Stored data
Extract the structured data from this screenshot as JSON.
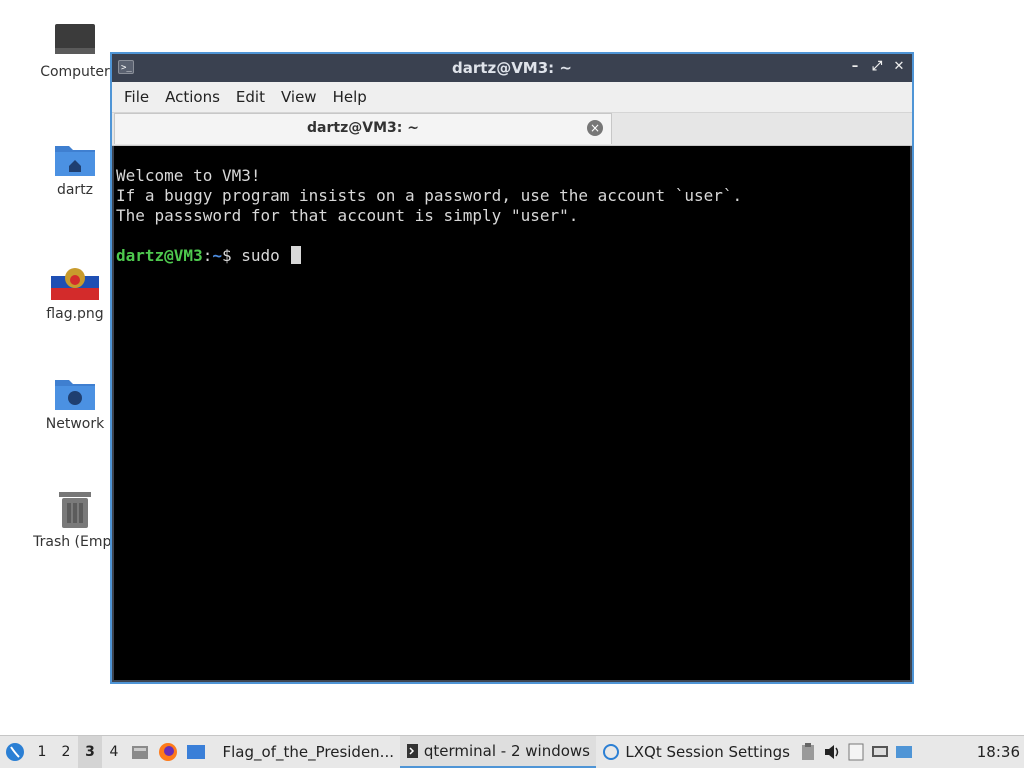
{
  "desktop": {
    "icons": [
      {
        "label": "Computer"
      },
      {
        "label": "dartz"
      },
      {
        "label": "flag.png"
      },
      {
        "label": "Network"
      },
      {
        "label": "Trash (Empt"
      }
    ]
  },
  "window": {
    "title": "dartz@VM3: ~",
    "controls": {
      "minimize": "–",
      "maximize": "⤢",
      "close": "✕"
    },
    "menu": [
      "File",
      "Actions",
      "Edit",
      "View",
      "Help"
    ],
    "tab": {
      "label": "dartz@VM3: ~",
      "close": "×"
    }
  },
  "terminal": {
    "lines": [
      "Welcome to VM3!",
      "If a buggy program insists on a password, use the account `user`.",
      "The passsword for that account is simply \"user\"."
    ],
    "prompt_user": "dartz@VM3",
    "prompt_sep": ":",
    "prompt_path": "~",
    "prompt_symbol": "$ ",
    "command": "sudo "
  },
  "taskbar": {
    "desktops": [
      "1",
      "2",
      "3",
      "4"
    ],
    "active_desktop": "3",
    "tasks": [
      {
        "label": "Flag_of_the_Presiden..."
      },
      {
        "label": "qterminal - 2 windows"
      },
      {
        "label": "LXQt Session Settings"
      }
    ],
    "clock": "18:36"
  },
  "colors": {
    "accent": "#4f95d6",
    "prompt_user": "#4ec94e",
    "prompt_path": "#4d8de0"
  }
}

### Exercise task
Leave out the pictures and reproduce the rest of the listing exactly.

### Full output
Extract the structured data from this screenshot as JSON.
{
  "desktop": {
    "icons": [
      {
        "label": "Computer"
      },
      {
        "label": "dartz"
      },
      {
        "label": "flag.png"
      },
      {
        "label": "Network"
      },
      {
        "label": "Trash (Empt"
      }
    ]
  },
  "window": {
    "title": "dartz@VM3: ~",
    "controls": {
      "minimize": "–",
      "maximize": "⤢",
      "close": "✕"
    },
    "menu": [
      "File",
      "Actions",
      "Edit",
      "View",
      "Help"
    ],
    "tab": {
      "label": "dartz@VM3: ~",
      "close": "×"
    }
  },
  "terminal": {
    "lines": [
      "Welcome to VM3!",
      "If a buggy program insists on a password, use the account `user`.",
      "The passsword for that account is simply \"user\"."
    ],
    "prompt_user": "dartz@VM3",
    "prompt_sep": ":",
    "prompt_path": "~",
    "prompt_symbol": "$ ",
    "command": "sudo "
  },
  "taskbar": {
    "desktops": [
      "1",
      "2",
      "3",
      "4"
    ],
    "active_desktop": "3",
    "tasks": [
      {
        "label": "Flag_of_the_Presiden..."
      },
      {
        "label": "qterminal - 2 windows"
      },
      {
        "label": "LXQt Session Settings"
      }
    ],
    "clock": "18:36"
  },
  "colors": {
    "accent": "#4f95d6",
    "prompt_user": "#4ec94e",
    "prompt_path": "#4d8de0"
  }
}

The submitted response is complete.